[Saved entries]
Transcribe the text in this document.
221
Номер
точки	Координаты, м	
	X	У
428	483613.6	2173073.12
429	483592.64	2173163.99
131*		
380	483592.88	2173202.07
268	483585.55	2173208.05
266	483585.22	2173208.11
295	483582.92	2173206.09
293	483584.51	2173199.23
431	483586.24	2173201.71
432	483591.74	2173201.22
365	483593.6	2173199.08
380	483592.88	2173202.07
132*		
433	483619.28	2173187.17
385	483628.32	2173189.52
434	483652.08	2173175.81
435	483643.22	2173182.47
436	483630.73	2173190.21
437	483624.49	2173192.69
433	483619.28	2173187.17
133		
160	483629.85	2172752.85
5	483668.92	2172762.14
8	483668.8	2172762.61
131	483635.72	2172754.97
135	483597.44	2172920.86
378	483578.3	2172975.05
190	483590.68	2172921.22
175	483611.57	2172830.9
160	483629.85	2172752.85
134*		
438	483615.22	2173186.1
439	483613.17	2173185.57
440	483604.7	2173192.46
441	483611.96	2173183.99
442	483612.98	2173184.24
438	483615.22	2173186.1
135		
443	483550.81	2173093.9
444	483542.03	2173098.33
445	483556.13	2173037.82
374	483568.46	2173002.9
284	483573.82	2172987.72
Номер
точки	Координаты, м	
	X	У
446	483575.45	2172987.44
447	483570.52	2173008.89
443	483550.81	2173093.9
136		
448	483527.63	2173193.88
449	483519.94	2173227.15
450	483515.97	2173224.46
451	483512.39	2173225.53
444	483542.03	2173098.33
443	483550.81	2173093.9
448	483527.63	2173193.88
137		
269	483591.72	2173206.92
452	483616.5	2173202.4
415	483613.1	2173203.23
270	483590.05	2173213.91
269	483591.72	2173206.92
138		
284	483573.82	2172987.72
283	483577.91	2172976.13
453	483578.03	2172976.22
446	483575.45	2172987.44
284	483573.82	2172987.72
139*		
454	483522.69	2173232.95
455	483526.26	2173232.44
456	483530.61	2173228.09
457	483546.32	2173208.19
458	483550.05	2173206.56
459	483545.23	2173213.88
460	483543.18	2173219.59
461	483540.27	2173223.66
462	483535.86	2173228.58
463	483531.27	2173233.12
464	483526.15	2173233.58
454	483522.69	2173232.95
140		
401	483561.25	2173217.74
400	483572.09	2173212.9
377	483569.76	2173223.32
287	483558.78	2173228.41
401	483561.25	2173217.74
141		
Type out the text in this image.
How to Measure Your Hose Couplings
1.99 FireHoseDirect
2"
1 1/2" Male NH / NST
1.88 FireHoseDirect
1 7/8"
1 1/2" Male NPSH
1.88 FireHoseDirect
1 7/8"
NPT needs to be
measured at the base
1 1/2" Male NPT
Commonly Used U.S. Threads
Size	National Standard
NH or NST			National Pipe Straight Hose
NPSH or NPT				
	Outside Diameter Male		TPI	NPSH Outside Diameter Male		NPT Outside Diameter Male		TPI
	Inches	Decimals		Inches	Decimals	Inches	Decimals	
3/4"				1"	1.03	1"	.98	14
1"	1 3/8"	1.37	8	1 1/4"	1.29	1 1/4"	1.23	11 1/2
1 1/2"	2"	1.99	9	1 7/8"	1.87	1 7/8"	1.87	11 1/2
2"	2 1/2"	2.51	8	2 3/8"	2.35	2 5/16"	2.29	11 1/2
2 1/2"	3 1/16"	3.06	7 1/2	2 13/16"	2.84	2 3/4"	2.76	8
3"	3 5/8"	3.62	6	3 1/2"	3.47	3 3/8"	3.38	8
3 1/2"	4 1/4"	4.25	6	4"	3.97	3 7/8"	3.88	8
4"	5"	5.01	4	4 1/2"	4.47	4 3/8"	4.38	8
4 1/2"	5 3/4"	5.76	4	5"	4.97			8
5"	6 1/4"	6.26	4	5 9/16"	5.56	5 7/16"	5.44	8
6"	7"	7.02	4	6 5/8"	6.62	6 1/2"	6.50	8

■ Instruction:
Copy every record exactly as presented.

■ Output of the exercise:
Transcribe the text in this document.
221
Номер
точки	Координаты, м	
	X	У
428	483613.6	2173073.12
429	483592.64	2173163.99
131*		
380	483592.88	2173202.07
268	483585.55	2173208.05
266	483585.22	2173208.11
295	483582.92	2173206.09
293	483584.51	2173199.23
431	483586.24	2173201.71
432	483591.74	2173201.22
365	483593.6	2173199.08
380	483592.88	2173202.07
132*		
433	483619.28	2173187.17
385	483628.32	2173189.52
434	483652.08	2173175.81
435	483643.22	2173182.47
436	483630.73	2173190.21
437	483624.49	2173192.69
433	483619.28	2173187.17
133		
160	483629.85	2172752.85
5	483668.92	2172762.14
8	483668.8	2172762.61
131	483635.72	2172754.97
135	483597.44	2172920.86
378	483578.3	2172975.05
190	483590.68	2172921.22
175	483611.57	2172830.9
160	483629.85	2172752.85
134*		
438	483615.22	2173186.1
439	483613.17	2173185.57
440	483604.7	2173192.46
441	483611.96	2173183.99
442	483612.98	2173184.24
438	483615.22	2173186.1
135		
443	483550.81	2173093.9
444	483542.03	2173098.33
445	483556.13	2173037.82
374	483568.46	2173002.9
284	483573.82	2172987.72
Номер
точки	Координаты, м	
	X	У
446	483575.45	2172987.44
447	483570.52	2173008.89
443	483550.81	2173093.9
136		
448	483527.63	2173193.88
449	483519.94	2173227.15
450	483515.97	2173224.46
451	483512.39	2173225.53
444	483542.03	2173098.33
443	483550.81	2173093.9
448	483527.63	2173193.88
137		
269	483591.72	2173206.92
452	483616.5	2173202.4
415	483613.1	2173203.23
270	483590.05	2173213.91
269	483591.72	2173206.92
138		
284	483573.82	2172987.72
283	483577.91	2172976.13
453	483578.03	2172976.22
446	483575.45	2172987.44
284	483573.82	2172987.72
139*		
454	483522.69	2173232.95
455	483526.26	2173232.44
456	483530.61	2173228.09
457	483546.32	2173208.19
458	483550.05	2173206.56
459	483545.23	2173213.88
460	483543.18	2173219.59
461	483540.27	2173223.66
462	483535.86	2173228.58
463	483531.27	2173233.12
464	483526.15	2173233.58
454	483522.69	2173232.95
140		
401	483561.25	2173217.74
400	483572.09	2173212.9
377	483569.76	2173223.32
287	483558.78	2173228.41
401	483561.25	2173217.74
141		
Type out the text in this image.
How to Measure Your Hose Couplings
1.99 FireHoseDirect
2"
1 1/2" Male NH / NST
1.88 FireHoseDirect
1 7/8"
1 1/2" Male NPSH
1.88 FireHoseDirect
1 7/8"
NPT needs to be
measured at the base
1 1/2" Male NPT
Commonly Used U.S. Threads
Size	National Standard
NH or NST			National Pipe Straight Hose
NPSH or NPT				
	Outside Diameter Male		TPI	NPSH Outside Diameter Male		NPT Outside Diameter Male		TPI
	Inches	Decimals		Inches	Decimals	Inches	Decimals	
3/4"				1"	1.03	1"	.98	14
1"	1 3/8"	1.37	8	1 1/4"	1.29	1 1/4"	1.23	11 1/2
1 1/2"	2"	1.99	9	1 7/8"	1.87	1 7/8"	1.87	11 1/2
2"	2 1/2"	2.51	8	2 3/8"	2.35	2 5/16"	2.29	11 1/2
2 1/2"	3 1/16"	3.06	7 1/2	2 13/16"	2.84	2 3/4"	2.76	8
3"	3 5/8"	3.62	6	3 1/2"	3.47	3 3/8"	3.38	8
3 1/2"	4 1/4"	4.25	6	4"	3.97	3 7/8"	3.88	8
4"	5"	5.01	4	4 1/2"	4.47	4 3/8"	4.38	8
4 1/2"	5 3/4"	5.76	4	5"	4.97			8
5"	6 1/4"	6.26	4	5 9/16"	5.56	5 7/16"	5.44	8
6"	7"	7.02	4	6 5/8"	6.62	6 1/2"	6.50	8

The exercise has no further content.